═════ DATA SHOWN

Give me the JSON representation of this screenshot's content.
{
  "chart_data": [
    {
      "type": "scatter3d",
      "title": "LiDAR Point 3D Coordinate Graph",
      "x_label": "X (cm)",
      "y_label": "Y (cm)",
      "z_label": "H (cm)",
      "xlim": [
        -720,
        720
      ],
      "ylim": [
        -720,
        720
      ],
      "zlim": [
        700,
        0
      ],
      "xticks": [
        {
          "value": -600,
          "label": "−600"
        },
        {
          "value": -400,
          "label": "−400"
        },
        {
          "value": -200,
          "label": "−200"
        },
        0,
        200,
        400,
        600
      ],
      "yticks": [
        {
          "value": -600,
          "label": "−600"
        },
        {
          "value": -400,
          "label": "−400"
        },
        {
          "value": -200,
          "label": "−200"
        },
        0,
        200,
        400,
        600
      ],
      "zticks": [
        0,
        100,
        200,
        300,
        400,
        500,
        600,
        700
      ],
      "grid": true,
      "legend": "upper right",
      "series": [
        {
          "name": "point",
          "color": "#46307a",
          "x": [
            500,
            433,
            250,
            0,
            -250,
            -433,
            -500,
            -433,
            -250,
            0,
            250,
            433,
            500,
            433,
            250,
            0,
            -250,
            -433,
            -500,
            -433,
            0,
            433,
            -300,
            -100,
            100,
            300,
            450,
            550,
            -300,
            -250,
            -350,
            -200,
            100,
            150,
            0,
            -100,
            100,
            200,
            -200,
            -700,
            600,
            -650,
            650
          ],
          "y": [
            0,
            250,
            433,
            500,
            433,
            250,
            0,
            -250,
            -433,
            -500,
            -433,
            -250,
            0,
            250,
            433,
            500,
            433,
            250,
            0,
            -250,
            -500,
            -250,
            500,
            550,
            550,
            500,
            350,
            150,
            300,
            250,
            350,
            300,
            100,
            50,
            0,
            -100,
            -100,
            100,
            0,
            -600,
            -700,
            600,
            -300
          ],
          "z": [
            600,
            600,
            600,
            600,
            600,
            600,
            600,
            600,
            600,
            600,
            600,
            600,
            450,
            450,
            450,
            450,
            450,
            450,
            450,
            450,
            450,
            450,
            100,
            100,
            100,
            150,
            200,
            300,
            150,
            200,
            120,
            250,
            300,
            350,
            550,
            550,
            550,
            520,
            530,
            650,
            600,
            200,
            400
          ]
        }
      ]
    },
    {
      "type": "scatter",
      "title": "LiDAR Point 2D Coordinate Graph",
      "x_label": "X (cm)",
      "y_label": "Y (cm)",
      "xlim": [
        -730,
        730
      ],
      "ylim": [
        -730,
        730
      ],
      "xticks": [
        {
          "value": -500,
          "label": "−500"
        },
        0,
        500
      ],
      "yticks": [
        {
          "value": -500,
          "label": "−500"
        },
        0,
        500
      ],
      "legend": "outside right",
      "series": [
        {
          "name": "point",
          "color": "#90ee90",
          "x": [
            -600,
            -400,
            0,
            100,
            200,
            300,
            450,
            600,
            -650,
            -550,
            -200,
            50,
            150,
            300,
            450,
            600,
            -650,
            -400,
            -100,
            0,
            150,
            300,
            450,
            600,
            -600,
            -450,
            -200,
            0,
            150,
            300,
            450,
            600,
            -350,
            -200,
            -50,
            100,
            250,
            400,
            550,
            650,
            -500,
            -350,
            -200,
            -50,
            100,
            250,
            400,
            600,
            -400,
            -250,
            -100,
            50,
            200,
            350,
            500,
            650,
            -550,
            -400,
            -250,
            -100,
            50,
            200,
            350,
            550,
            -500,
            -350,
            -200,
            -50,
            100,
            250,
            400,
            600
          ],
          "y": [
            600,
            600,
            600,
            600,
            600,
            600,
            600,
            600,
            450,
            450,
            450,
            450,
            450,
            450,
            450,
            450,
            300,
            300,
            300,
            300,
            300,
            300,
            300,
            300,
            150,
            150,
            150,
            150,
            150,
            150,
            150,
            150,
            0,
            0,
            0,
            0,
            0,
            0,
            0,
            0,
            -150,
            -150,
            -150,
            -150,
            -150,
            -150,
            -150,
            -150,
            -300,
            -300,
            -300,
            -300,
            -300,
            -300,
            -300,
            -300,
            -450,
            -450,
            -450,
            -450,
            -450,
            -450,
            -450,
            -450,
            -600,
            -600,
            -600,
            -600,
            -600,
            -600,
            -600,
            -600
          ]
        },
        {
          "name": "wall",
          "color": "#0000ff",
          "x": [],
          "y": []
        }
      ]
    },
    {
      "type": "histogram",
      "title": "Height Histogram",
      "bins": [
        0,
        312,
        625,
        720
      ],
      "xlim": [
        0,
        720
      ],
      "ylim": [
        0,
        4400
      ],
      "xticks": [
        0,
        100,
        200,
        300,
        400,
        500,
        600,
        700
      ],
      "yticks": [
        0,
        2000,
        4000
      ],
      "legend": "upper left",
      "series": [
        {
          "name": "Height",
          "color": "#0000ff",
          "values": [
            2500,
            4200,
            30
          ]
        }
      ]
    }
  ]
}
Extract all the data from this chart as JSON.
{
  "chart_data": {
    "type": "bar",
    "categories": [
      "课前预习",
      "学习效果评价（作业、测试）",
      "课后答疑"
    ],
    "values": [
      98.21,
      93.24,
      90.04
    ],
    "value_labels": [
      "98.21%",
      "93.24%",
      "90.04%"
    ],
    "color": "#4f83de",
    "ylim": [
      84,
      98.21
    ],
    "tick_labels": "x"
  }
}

══════════

-- TASK PROMPT --
Pull out every line in the material above where "name" occurs.

-- RESPONSE TO THE EXERCISE --
          "name": "point",
          "name": "point",
          "name": "wall",
          "name": "Height",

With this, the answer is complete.